Reescreva todos os dados abaixo trocando "edit-icon" por "pencil-icon" e mantendo todo o resto igual. Deixe as imagens fora da resposta.

═══ Dados da tarefa

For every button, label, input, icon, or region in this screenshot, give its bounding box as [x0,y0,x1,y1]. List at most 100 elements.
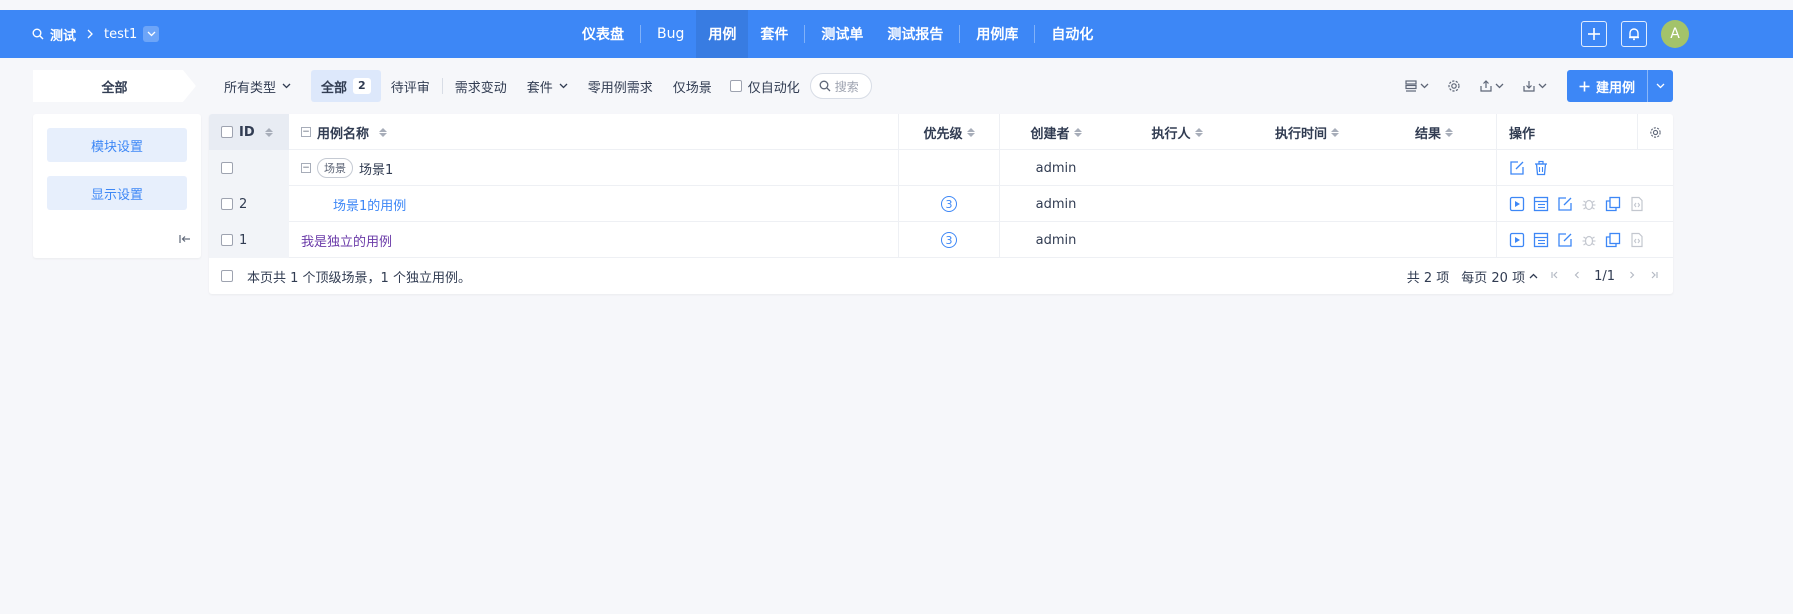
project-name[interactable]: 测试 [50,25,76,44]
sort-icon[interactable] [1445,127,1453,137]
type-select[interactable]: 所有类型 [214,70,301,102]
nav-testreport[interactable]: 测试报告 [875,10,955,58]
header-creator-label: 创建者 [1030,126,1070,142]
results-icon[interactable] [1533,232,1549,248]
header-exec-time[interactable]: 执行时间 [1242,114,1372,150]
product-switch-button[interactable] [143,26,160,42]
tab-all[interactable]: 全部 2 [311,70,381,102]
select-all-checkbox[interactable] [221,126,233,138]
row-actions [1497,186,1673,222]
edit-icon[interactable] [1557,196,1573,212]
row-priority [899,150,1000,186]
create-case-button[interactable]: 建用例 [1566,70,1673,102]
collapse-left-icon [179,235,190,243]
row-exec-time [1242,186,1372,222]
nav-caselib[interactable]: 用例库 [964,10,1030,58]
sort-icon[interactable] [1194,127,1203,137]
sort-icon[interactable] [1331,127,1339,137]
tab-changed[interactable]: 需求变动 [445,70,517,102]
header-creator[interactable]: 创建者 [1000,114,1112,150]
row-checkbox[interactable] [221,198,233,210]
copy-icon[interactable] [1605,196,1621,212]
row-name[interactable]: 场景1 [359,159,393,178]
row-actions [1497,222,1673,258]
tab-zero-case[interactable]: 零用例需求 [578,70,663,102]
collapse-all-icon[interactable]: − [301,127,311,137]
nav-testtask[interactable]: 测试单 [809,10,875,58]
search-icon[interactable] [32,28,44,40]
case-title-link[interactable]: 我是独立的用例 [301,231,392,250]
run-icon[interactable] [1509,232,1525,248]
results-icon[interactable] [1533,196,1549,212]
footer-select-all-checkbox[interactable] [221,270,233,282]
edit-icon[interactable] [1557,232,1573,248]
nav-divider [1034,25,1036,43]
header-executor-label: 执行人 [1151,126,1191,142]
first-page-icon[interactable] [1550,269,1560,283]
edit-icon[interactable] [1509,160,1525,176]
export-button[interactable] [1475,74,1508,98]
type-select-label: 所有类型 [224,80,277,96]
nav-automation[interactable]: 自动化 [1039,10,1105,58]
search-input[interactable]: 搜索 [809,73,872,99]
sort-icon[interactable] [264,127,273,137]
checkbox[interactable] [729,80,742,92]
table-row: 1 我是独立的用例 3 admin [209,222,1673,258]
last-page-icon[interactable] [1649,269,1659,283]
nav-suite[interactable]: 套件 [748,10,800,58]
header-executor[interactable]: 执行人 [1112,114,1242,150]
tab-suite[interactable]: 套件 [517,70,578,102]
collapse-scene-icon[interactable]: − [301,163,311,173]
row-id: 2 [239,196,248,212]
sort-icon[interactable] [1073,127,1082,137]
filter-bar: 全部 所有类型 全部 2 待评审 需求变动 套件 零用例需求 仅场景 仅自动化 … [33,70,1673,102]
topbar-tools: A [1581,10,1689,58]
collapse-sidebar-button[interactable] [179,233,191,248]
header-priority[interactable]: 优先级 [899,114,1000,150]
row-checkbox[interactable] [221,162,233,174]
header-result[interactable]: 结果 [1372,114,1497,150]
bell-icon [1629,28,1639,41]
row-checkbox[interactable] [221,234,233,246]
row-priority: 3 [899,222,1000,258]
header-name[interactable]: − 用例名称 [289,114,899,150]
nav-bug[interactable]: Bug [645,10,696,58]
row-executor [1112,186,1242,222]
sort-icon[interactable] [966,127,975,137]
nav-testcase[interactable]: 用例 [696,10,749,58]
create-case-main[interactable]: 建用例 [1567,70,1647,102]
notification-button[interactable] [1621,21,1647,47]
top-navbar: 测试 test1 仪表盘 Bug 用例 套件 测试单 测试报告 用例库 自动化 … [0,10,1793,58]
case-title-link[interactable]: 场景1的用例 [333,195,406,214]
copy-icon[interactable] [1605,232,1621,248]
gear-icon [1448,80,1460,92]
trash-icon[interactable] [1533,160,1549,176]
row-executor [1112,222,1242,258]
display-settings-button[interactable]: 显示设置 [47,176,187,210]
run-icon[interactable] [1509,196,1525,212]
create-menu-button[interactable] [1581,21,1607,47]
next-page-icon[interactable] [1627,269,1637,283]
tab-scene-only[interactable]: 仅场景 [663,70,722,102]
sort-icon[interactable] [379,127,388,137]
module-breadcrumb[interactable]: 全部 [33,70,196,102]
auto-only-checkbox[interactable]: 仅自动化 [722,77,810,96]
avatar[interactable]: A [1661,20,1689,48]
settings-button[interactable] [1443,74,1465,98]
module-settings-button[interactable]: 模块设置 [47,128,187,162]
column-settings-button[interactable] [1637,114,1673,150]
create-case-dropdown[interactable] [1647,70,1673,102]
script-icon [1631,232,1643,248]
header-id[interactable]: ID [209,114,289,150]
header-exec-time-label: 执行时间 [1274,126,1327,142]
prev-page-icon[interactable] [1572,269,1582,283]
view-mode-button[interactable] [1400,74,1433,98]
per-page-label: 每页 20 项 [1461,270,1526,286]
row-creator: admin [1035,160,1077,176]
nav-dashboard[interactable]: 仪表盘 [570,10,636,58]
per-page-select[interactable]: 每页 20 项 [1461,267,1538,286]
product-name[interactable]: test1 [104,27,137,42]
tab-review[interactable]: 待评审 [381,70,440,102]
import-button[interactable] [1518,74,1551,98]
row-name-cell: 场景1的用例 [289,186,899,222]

══════

A resposta:
For every button, label, input, icon, or region in this screenshot, give its bounding box as [x0,y0,x1,y1]. List at most 100 elements.
project-name[interactable]: 测试 [50,25,76,44]
sort-icon[interactable] [1445,127,1453,137]
type-select[interactable]: 所有类型 [214,70,301,102]
nav-testreport[interactable]: 测试报告 [875,10,955,58]
header-creator-label: 创建者 [1030,126,1070,142]
results-icon[interactable] [1533,232,1549,248]
header-exec-time[interactable]: 执行时间 [1242,114,1372,150]
product-switch-button[interactable] [143,26,160,42]
tab-all[interactable]: 全部 2 [311,70,381,102]
select-all-checkbox[interactable] [221,126,233,138]
row-actions [1497,186,1673,222]
pencil-icon[interactable] [1557,196,1573,212]
row-priority [899,150,1000,186]
create-case-button[interactable]: 建用例 [1566,70,1673,102]
collapse-left-icon [179,235,190,243]
row-exec-time [1242,186,1372,222]
nav-caselib[interactable]: 用例库 [964,10,1030,58]
sort-icon[interactable] [1194,127,1203,137]
sort-icon[interactable] [1331,127,1339,137]
tab-changed[interactable]: 需求变动 [445,70,517,102]
header-creator[interactable]: 创建者 [1000,114,1112,150]
row-checkbox[interactable] [221,198,233,210]
copy-icon[interactable] [1605,196,1621,212]
row-name[interactable]: 场景1 [359,159,393,178]
row-actions [1497,222,1673,258]
tab-zero-case[interactable]: 零用例需求 [578,70,663,102]
collapse-all-icon[interactable]: − [301,127,311,137]
nav-testtask[interactable]: 测试单 [809,10,875,58]
search-icon[interactable] [32,28,44,40]
case-title-link[interactable]: 我是独立的用例 [301,231,392,250]
run-icon[interactable] [1509,232,1525,248]
results-icon[interactable] [1533,196,1549,212]
footer-select-all-checkbox[interactable] [221,270,233,282]
pencil-icon[interactable] [1557,232,1573,248]
nav-divider [1034,25,1036,43]
header-executor-label: 执行人 [1151,126,1191,142]
first-page-icon[interactable] [1550,269,1560,283]
pencil-icon[interactable] [1509,160,1525,176]
export-button[interactable] [1475,74,1508,98]
type-select-label: 所有类型 [224,80,277,96]
nav-automation[interactable]: 自动化 [1039,10,1105,58]
search-input[interactable]: 搜索 [809,73,872,99]
sort-icon[interactable] [264,127,273,137]
checkbox[interactable] [729,80,742,92]
table-row: 1 我是独立的用例 3 admin [209,222,1673,258]
last-page-icon[interactable] [1649,269,1659,283]
nav-suite[interactable]: 套件 [748,10,800,58]
header-executor[interactable]: 执行人 [1112,114,1242,150]
tab-suite[interactable]: 套件 [517,70,578,102]
collapse-scene-icon[interactable]: − [301,163,311,173]
row-id: 2 [239,196,248,212]
sort-icon[interactable] [1073,127,1082,137]
filter-bar: 全部 所有类型 全部 2 待评审 需求变动 套件 零用例需求 仅场景 仅自动化 … [33,70,1673,102]
topbar-tools: A [1581,10,1689,58]
collapse-sidebar-button[interactable] [179,233,191,248]
header-priority[interactable]: 优先级 [899,114,1000,150]
row-checkbox[interactable] [221,162,233,174]
header-result[interactable]: 结果 [1372,114,1497,150]
bell-icon [1629,28,1639,41]
row-checkbox[interactable] [221,234,233,246]
row-priority: 3 [899,222,1000,258]
header-name[interactable]: − 用例名称 [289,114,899,150]
nav-bug[interactable]: Bug [645,10,696,58]
row-executor [1112,186,1242,222]
sort-icon[interactable] [966,127,975,137]
nav-testcase[interactable]: 用例 [696,10,749,58]
create-case-main[interactable]: 建用例 [1567,70,1647,102]
notification-button[interactable] [1621,21,1647,47]
top-navbar: 测试 test1 仪表盘 Bug 用例 套件 测试单 测试报告 用例库 自动化 … [0,10,1793,58]
case-title-link[interactable]: 场景1的用例 [333,195,406,214]
copy-icon[interactable] [1605,232,1621,248]
gear-icon [1448,80,1460,92]
trash-icon[interactable] [1533,160,1549,176]
row-executor [1112,222,1242,258]
display-settings-button[interactable]: 显示设置 [47,176,187,210]
run-icon[interactable] [1509,196,1525,212]
create-menu-button[interactable] [1581,21,1607,47]
next-page-icon[interactable] [1627,269,1637,283]
tab-scene-only[interactable]: 仅场景 [663,70,722,102]
sort-icon[interactable] [379,127,388,137]
module-breadcrumb[interactable]: 全部 [33,70,196,102]
auto-only-checkbox[interactable]: 仅自动化 [722,77,810,96]
avatar[interactable]: A [1661,20,1689,48]
settings-button[interactable] [1443,74,1465,98]
module-settings-button[interactable]: 模块设置 [47,128,187,162]
column-settings-button[interactable] [1637,114,1673,150]
create-case-dropdown[interactable] [1647,70,1673,102]
script-icon [1631,232,1643,248]
header-id[interactable]: ID [209,114,289,150]
header-exec-time-label: 执行时间 [1274,126,1327,142]
prev-page-icon[interactable] [1572,269,1582,283]
view-mode-button[interactable] [1400,74,1433,98]
per-page-label: 每页 20 项 [1461,270,1526,286]
row-creator: admin [1035,160,1077,176]
nav-dashboard[interactable]: 仪表盘 [570,10,636,58]
per-page-select[interactable]: 每页 20 项 [1461,267,1538,286]
product-name[interactable]: test1 [104,27,137,42]
tab-review[interactable]: 待评审 [381,70,440,102]
import-button[interactable] [1518,74,1551,98]
row-name-cell: 场景1的用例 [289,186,899,222]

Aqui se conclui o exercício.